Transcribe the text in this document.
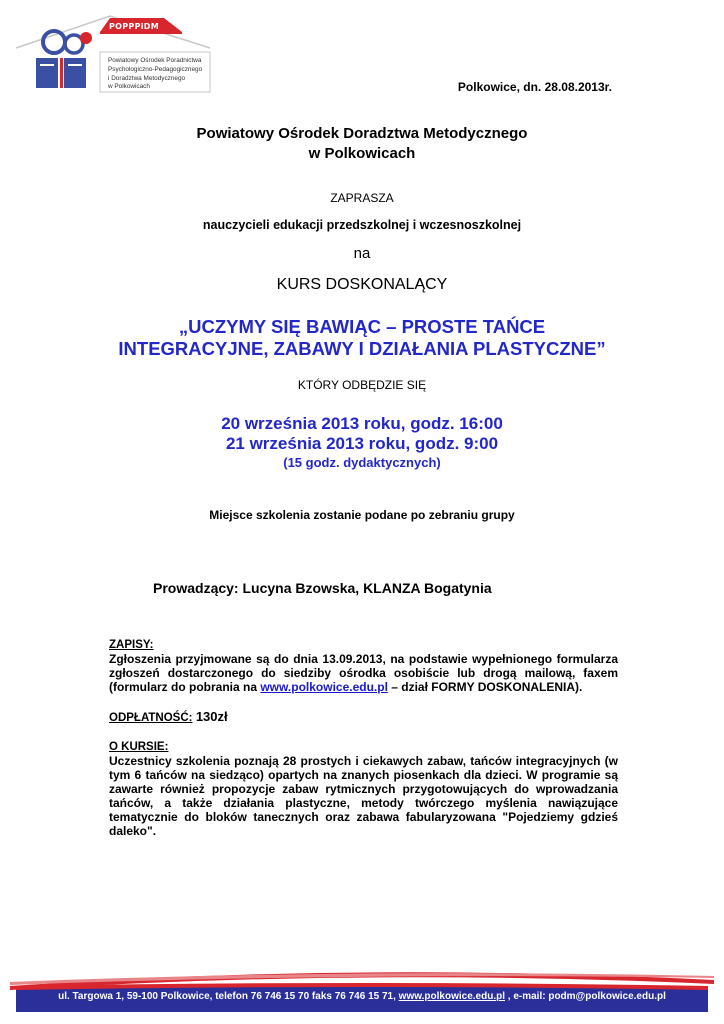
POPPPiDM
Powiatowy Ośrodek Poradnictwa
Psychologiczno-Pedagogicznego
i Doradztwa Metodycznego
w Polkowicach	Polkowice, dn. 28.08.2013r.
Powiatowy Ośrodek Doradztwa Metodycznego
w Polkowicach
ZAPRASZA
nauczycieli edukacji przedszkolnej i wczesnoszkolnej
na
KURS DOSKONALĄCY
„UCZYMY SIĘ BAWIĄC – PROSTE TAŃCE
INTEGRACYJNE, ZABAWY I DZIAŁANIA PLASTYCZNE”
KTÓRY ODBĘDZIE SIĘ
20 września 2013 roku, godz. 16:00
21 września 2013 roku, godz. 9:00
(15 godz. dydaktycznych)
Miejsce szkolenia zostanie podane po zebraniu grupy
Prowadzący: Lucyna Bzowska, KLANZA Bogatynia
ZAPISY:
Zgłoszenia przyjmowane są do dnia 13.09.2013, na podstawie wypełnionego formularza zgłoszeń dostarczonego do siedziby ośrodka osobiście lub drogą mailową, faxem (formularz do pobrania na www.polkowice.edu.pl – dział FORMY DOSKONALENIA).
ODPŁATNOŚĆ: 130zł
O KURSIE:
Uczestnicy szkolenia poznają 28 prostych i ciekawych zabaw, tańców integracyjnych (w tym 6 tańców na siedząco) opartych na znanych piosenkach dla dzieci. W programie są zawarte również propozycje zabaw rytmicznych przygotowujących do wprowadzania tańców, a także działania plastyczne, metody twórczego myślenia nawiązujące tematycznie do bloków tanecznych oraz zabawa fabularyzowana "Pojedziemy gdzieś daleko".
ul. Targowa 1, 59-100 Polkowice, telefon 76 746 15 70 faks 76 746 15 71, www.polkowice.edu.pl , e-mail: podm@polkowice.edu.pl
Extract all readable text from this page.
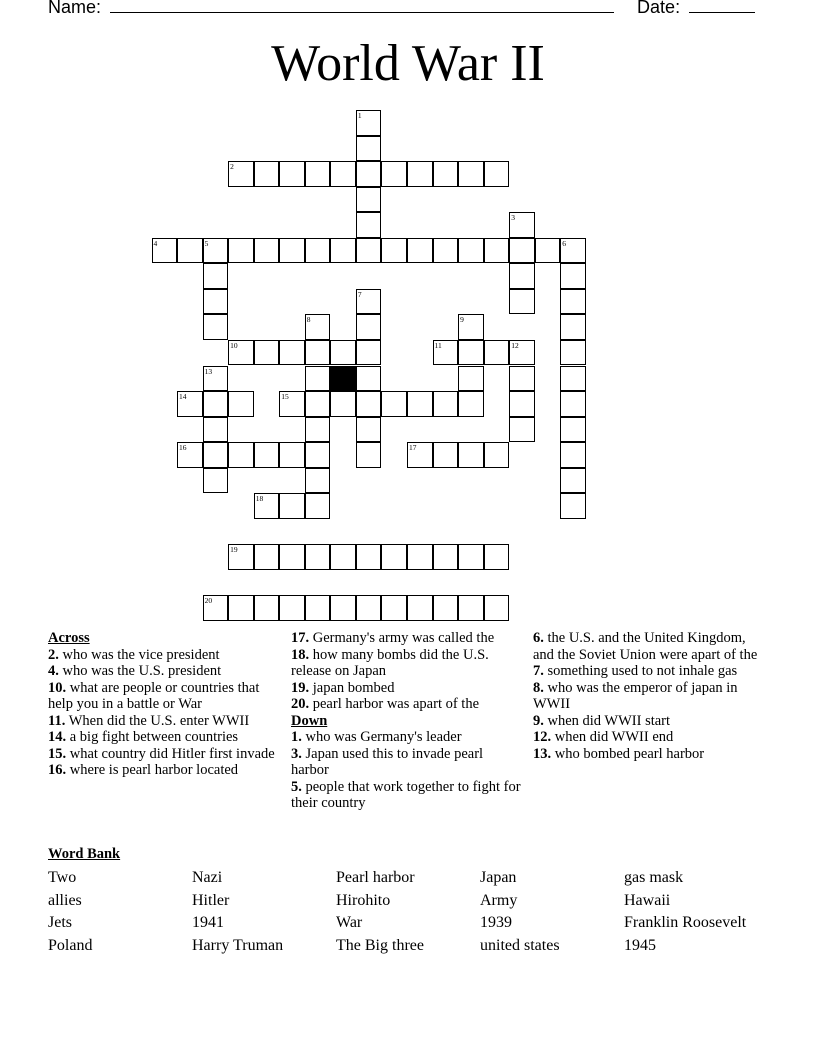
Name:	Date:
World War II
2
4	5	6
10	11	12
14	15
16	17
18
19
20
1
3
7
8	9
13
Across
2. who was the vice president
4. who was the U.S. president
10. what are people or countries that help you in a battle or War
11. When did the U.S. enter WWII
14. a big fight between countries
15. what country did Hitler first invade
16. where is pearl harbor located
17. Germany's army was called the
18. how many bombs did the U.S. release on Japan
19. japan bombed
20. pearl harbor was apart of the
Down
1. who was Germany's leader
3. Japan used this to invade pearl harbor
5. people that work together to fight for their country
6. the U.S. and the United Kingdom, and the Soviet Union were apart of the
7. something used to not inhale gas
8. who was the emperor of japan in WWII
9. when did WWII start
12. when did WWII end
13. who bombed pearl harbor
Word Bank
Two	Nazi	Pearl harbor	Japan	gas mask
allies	Hitler	Hirohito	Army	Hawaii
Jets	1941	War	1939	Franklin Roosevelt
Poland	Harry Truman	The Big three	united states	1945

▸ **Goal**
Each line from the one containing "Extract all readable text from this page." through the last line of the listing is to be given again exactly, with no pictures and no other lines.

▸ **Full output**
Extract all readable text from this page.
Name:	Date:
World War II
2
4	5	6
10	11	12
14	15
16	17
18
19
20
1
3
7
8	9
13
Across
2. who was the vice president
4. who was the U.S. president
10. what are people or countries that help you in a battle or War
11. When did the U.S. enter WWII
14. a big fight between countries
15. what country did Hitler first invade
16. where is pearl harbor located
17. Germany's army was called the
18. how many bombs did the U.S. release on Japan
19. japan bombed
20. pearl harbor was apart of the
Down
1. who was Germany's leader
3. Japan used this to invade pearl harbor
5. people that work together to fight for their country
6. the U.S. and the United Kingdom, and the Soviet Union were apart of the
7. something used to not inhale gas
8. who was the emperor of japan in WWII
9. when did WWII start
12. when did WWII end
13. who bombed pearl harbor
Word Bank
Two	Nazi	Pearl harbor	Japan	gas mask
allies	Hitler	Hirohito	Army	Hawaii
Jets	1941	War	1939	Franklin Roosevelt
Poland	Harry Truman	The Big three	united states	1945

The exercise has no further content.